▶ JOB
Pull every line containing "cogitata" from the entries.
** START INFORMATION SHOWN **
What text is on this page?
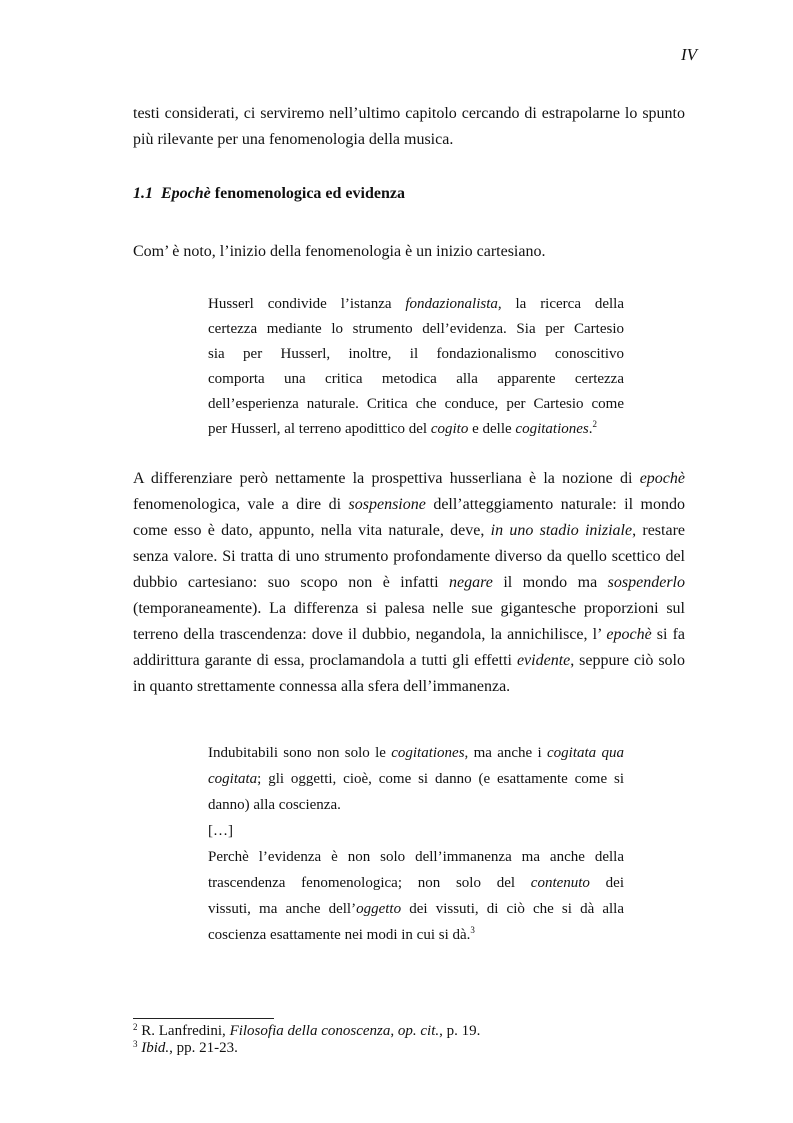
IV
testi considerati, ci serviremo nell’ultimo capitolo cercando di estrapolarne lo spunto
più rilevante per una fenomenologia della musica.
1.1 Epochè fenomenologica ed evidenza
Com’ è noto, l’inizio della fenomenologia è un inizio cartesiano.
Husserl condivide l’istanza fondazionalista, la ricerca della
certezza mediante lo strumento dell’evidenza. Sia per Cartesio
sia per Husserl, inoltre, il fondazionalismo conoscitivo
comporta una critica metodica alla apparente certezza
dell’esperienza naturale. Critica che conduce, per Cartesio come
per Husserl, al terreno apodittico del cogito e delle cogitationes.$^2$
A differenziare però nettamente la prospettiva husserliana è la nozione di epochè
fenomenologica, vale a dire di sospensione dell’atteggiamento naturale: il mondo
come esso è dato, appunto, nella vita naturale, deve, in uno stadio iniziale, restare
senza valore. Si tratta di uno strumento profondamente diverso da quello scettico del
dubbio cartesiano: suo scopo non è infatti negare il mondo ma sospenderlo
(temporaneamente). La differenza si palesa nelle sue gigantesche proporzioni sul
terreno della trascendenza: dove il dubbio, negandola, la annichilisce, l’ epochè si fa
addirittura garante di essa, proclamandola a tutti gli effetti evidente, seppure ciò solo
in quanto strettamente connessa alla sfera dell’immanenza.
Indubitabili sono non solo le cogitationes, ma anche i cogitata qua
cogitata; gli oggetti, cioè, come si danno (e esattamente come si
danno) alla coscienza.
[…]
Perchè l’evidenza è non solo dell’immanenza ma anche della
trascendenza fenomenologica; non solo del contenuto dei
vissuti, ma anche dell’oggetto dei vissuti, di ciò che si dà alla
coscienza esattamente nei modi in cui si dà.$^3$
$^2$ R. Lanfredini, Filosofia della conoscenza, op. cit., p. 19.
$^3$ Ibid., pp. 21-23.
** END INFORMATION SHOWN **
** START INFORMATION SHOWN **
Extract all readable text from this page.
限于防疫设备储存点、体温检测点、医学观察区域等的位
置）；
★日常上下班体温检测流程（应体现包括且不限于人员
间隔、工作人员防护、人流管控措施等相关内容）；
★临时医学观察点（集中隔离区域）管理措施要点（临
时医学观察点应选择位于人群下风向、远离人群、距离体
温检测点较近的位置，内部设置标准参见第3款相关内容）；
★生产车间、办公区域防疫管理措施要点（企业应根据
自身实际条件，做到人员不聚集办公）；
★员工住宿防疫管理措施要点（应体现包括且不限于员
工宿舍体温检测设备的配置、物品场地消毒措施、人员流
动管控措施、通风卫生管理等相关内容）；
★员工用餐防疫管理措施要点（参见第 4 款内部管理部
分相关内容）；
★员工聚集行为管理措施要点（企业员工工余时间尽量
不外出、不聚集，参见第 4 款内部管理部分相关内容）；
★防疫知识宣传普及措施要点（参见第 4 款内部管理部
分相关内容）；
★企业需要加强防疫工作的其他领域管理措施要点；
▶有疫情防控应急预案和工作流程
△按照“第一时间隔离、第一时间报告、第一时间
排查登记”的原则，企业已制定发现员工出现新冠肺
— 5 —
** END INFORMATION SHOWN **
▶ ANSWER BELOW
Indubitabili sono non solo le cogitationes, ma anche i cogitata qua
cogitata; gli oggetti, cioè, come si danno (e esattamente come si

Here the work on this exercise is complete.